Selected excerpt
○ ○ ○

Angolan public mining company

Sociedade de Desenvolvimento Mineiro (SDM) is an Angolan public mining company and holds the mining rights in an area of concession of 2,950 km2, located in the hydrological basin of Cuango River, Lunda Norte Province. SDM is a joint venture between the Angolan public company Endiama (National Diamond Company of Angola), and the Brazilian private company OMSI (Odebrecht Mining Services Inc).

== History ==
The Sociedade de Desenvolvimento Mineiro was created by presidential decree on 25 August 1995. It overtook the Cuango mining operations abandoned since 1992, but which still represented the country's second largest diamond mining operations. Odebrecht had gotten the concession of the site in 1991 through a deal with De Beers, but the site had been overtaken by the revolutionary UNITA 15 months into the contract.

The SDM produced 419,000 carats of diamond in 2001. SDM made a revenue of $177 million in 2003, but the Cuango/Luzamba concession was set to expire in 2004. In 2004, SDM was Angola's second producer of diamond with 622,000 carats extracted. Revenues dropped to $103 million.

Odebrecht has a controversial reputation in its country (Brazil), and was treated as an over-privileged guest in Angola, which eventually led to internal conflicts within the SDM.

== Activities ==
The SDM prospects, develops, mines and trades diamonds from primary and secondary deposits, identified in the region of Cuango River, in the north-eastern region of Angola that produces good quality stones. Bulk sampling of river terrace gravels in the vicinity of the Ganzo, Tázua and Ginge river diversions have revealed economic diamond grades.

In 2005, the company had 1,293 employees.

○ ○ ○

Requirement 1
Repeat word for word the part of the SDM article that opens with the words containing "Odebrecht has a" and closes with "had 1,293 employees.".
Requirement 2
Answer these questions from the SDM article:
(a) On what date was the company created, and by what means?
(b) How many carats of diamond did the company extract in 2004?
(c) How many employees did the company have in 2005?
The records come from a separate, unrelated source.

Dataset

○ ○ ○

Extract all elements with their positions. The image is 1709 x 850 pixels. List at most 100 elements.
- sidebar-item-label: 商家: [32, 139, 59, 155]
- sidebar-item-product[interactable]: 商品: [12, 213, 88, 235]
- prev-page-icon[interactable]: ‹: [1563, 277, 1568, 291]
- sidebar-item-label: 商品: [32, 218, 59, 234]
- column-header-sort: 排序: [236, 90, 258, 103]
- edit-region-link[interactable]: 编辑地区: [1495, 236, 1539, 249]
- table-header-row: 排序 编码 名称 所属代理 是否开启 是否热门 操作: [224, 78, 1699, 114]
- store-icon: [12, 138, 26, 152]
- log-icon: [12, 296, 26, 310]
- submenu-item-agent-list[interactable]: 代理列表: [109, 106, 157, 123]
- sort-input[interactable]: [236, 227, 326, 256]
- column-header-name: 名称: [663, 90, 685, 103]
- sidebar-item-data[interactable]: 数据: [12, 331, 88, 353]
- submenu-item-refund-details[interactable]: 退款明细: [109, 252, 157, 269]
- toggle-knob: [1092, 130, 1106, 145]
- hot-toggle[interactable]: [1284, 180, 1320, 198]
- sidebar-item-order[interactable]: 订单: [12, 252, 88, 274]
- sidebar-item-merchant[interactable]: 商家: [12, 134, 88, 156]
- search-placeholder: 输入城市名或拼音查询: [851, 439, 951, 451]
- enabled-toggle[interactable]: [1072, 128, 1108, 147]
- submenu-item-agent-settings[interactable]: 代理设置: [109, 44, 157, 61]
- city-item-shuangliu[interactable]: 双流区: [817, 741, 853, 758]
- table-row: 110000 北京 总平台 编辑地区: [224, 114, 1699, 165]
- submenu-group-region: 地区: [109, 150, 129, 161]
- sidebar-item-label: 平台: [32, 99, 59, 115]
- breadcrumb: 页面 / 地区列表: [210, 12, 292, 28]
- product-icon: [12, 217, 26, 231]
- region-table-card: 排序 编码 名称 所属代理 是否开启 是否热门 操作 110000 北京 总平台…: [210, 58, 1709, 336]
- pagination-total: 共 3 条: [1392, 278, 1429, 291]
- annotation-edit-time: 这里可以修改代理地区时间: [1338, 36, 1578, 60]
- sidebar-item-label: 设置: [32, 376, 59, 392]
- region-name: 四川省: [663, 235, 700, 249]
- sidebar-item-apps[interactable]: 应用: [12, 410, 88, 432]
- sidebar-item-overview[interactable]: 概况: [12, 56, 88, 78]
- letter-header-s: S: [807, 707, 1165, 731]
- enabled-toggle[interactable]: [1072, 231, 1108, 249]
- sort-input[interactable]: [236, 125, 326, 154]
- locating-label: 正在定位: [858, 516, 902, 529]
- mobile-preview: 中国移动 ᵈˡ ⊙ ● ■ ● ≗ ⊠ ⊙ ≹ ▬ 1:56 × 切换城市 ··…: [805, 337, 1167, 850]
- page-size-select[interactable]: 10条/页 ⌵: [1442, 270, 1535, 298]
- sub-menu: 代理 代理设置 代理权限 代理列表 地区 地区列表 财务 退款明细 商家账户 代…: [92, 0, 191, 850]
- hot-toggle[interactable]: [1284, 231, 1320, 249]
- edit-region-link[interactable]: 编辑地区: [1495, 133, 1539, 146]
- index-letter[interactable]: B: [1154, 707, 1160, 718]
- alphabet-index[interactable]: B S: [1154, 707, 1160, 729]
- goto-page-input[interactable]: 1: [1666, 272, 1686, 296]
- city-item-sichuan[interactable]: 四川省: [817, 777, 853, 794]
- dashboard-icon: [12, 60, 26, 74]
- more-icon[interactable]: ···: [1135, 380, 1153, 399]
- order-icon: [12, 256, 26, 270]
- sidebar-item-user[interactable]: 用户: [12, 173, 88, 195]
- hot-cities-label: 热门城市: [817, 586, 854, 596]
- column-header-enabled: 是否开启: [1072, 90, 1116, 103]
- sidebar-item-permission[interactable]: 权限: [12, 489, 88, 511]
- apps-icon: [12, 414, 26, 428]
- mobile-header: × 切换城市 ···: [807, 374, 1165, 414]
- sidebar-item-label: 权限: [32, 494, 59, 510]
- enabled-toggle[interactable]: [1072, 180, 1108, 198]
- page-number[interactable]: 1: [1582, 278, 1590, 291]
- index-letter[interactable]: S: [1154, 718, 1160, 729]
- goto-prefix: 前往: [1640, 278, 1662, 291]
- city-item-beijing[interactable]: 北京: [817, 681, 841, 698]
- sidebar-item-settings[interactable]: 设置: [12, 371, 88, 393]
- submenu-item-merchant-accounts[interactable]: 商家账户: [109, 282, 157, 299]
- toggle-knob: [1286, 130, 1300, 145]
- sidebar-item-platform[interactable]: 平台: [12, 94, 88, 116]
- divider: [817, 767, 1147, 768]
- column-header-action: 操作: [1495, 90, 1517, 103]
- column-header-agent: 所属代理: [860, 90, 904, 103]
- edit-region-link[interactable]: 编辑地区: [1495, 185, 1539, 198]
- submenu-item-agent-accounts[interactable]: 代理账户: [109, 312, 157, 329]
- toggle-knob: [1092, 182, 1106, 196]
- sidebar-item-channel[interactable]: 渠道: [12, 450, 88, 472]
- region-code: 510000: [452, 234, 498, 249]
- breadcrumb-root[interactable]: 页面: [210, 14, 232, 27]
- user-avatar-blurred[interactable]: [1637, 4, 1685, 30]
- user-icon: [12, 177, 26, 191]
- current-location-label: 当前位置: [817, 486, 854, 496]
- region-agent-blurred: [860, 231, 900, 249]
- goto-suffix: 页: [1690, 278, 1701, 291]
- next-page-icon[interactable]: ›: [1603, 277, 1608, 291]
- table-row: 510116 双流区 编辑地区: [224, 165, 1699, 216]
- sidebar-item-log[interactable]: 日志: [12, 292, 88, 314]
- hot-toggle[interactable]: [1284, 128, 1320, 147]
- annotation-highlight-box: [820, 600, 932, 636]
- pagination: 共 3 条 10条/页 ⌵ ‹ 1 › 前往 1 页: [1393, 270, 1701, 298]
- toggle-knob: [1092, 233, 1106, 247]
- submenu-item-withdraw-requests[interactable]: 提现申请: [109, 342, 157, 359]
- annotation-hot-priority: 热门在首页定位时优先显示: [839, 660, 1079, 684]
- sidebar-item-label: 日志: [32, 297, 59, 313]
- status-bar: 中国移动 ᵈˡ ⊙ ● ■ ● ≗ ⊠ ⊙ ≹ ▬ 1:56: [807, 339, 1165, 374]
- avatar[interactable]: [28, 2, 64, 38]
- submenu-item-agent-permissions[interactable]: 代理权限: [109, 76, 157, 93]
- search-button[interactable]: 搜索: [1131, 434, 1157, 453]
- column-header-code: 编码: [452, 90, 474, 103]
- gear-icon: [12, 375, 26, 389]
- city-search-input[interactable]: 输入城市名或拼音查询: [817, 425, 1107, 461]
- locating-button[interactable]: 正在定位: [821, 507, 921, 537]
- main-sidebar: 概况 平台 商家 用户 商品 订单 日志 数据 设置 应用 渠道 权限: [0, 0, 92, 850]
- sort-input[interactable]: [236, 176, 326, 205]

○ ○ ○

Response 1
Odebrecht has a controversial reputation in its country (Brazil), and was treated as an over-privileged guest in Angola, which eventually led to internal conflicts within the SDM.

== Activities ==
The SDM prospects, develops, mines and trades diamonds from primary and secondary deposits, identified in the region of Cuango River, in the north-eastern region of Angola that produces good quality stones. Bulk sampling of river terrace gravels in the vicinity of the Ganzo, Tázua and Ginge river diversions have revealed economic diamond grades.

In 2005, the company had 1,293 employees.

Response 2
(a) 25 August 1995, by presidential decree.
(b) 622,000 carats.
(c) 1,293 employees.